== BRANO DA LEGGERE ==
Aggravanti sono previste anche se il reato è commesso nell’ambito delle relazioni affettive significative della vittima, ossia dal partner o da persona che è o è stata legata da relazione affettiva. La pena, inoltre, è aumentata da un terzo alla metà se i fatti sono commessi in danno di persona in condizione di inferiorità fisica o psichica o in danno di una donna in stato di gravidanza.

La reazione unanime della Camera a questa forma di violenza è la misura della percezione, ormai diffusa, della gravità delle conseguenze che possono risultare devastanti per le vittime. 

Conseguenze che, in alcuni casi, hanno portato al suicidio. Ricorderete a proposito il caso di Tiziana Cantone. Ripensando alla sua storia, come per moltissime altre forme di violenza, preoccupa molto il sommerso anche in questo ambito, soprattutto tra i giovani: è importante essere attenti a questa possibilità per contrastare le conseguenze devastanti che il silenzio e l’isolamento della vittima possono implicare; un intervento tempestivo ed efficace può salvare la vittima impedendole di subire i danni psicologici che il reato implica.

Tiziana, 29enne all’epoca dei fatti, nel 2015 viveva a Casalnuovo di Napoli, nell’hinterland napoletano. La cronaca riportava che era stata abbandonata dal padre una settimana dopo la nascita, una bella ragazza, un diploma al liceo classico, poi gli studi interrotti di giurisprudenza; un po’ pantera ma non volgare, palestrata, pare esagerasse col bere. Ad un certo punto incontra il suo fidanzato, un quarantenne, Sergio Di Palo, col quale ha anche convissuto durante l’estate del 2015, che, secondo la madre – Maria Teresa Giglio, 58 anni – l’avrebbe spinta ad avere rapporti con altri e a filmarli. Era accaduto più volte che filmassero i loro rapporti intimi, a loro piaceva questo, ma nell’aprile 2015, Tiziana accetta di fare sesso con altri ed in presenza del suo compagno. Non è chiaro entro quali limiti abbia agito «volontariamente e in piena coscienza» (l’espressione è dei giudici) anche nella diffusione dei video.
===
→ COMPITO A
Riscrivi in forma di elenco il paragrafo del brano che comincia con «Aggravanti sono previste», mantenendone i fatti principali.
→ COMPITO B
Secondo il brano, dove viveva Tiziana nel 2015?
== DATI FORNITI ==
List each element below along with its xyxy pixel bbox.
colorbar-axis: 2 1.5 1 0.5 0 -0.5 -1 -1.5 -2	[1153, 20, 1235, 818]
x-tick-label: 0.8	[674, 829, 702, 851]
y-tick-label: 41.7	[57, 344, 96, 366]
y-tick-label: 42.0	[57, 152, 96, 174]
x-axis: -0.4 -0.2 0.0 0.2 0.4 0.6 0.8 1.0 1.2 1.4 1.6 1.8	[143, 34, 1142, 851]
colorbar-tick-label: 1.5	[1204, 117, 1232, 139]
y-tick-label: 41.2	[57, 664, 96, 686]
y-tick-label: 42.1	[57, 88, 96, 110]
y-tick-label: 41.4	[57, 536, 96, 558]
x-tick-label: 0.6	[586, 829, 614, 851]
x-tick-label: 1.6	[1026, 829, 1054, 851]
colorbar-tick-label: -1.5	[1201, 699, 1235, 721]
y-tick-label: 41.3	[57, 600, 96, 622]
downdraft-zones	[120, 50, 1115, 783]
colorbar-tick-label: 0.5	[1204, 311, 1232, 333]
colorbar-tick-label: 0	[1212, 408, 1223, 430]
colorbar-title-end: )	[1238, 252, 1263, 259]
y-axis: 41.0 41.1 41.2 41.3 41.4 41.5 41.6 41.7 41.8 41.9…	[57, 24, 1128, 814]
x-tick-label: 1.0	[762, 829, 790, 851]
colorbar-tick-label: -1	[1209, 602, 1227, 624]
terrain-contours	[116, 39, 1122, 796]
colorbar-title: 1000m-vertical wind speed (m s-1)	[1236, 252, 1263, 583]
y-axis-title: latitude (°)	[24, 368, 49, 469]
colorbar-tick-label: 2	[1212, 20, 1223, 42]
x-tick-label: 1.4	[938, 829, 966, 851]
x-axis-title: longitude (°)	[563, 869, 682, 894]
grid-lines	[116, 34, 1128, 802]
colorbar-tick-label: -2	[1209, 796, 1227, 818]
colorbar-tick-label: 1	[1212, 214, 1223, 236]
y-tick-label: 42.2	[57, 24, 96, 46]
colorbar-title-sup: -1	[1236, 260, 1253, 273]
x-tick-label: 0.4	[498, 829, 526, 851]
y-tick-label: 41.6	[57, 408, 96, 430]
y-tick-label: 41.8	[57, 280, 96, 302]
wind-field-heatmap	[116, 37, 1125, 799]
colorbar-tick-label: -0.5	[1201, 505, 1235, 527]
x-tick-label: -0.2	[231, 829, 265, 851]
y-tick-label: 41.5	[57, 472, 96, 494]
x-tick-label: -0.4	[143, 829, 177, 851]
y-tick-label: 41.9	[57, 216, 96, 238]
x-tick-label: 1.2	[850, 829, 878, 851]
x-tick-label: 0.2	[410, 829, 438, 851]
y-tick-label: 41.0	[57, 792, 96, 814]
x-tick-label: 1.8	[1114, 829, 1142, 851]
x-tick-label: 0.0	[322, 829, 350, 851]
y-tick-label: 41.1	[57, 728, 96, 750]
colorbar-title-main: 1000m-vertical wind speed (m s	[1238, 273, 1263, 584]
===
→ SPAZIO RISPOSTA A
- Sono previste aggravanti se il reato è commesso nell'ambito delle relazioni affettive significative della vittima, cioè dal partner o da una persona che è o è stata legata alla vittima da una relazione affettiva.
- La pena aumenta da un terzo alla metà se la vittima è una persona in condizione di inferiorità fisica o psichica.
- Lo stesso aumento vale se la vittima è una donna in stato di gravidanza.

→ SPAZIO RISPOSTA B
A Casalnuovo di Napoli, nell'hinterland napoletano.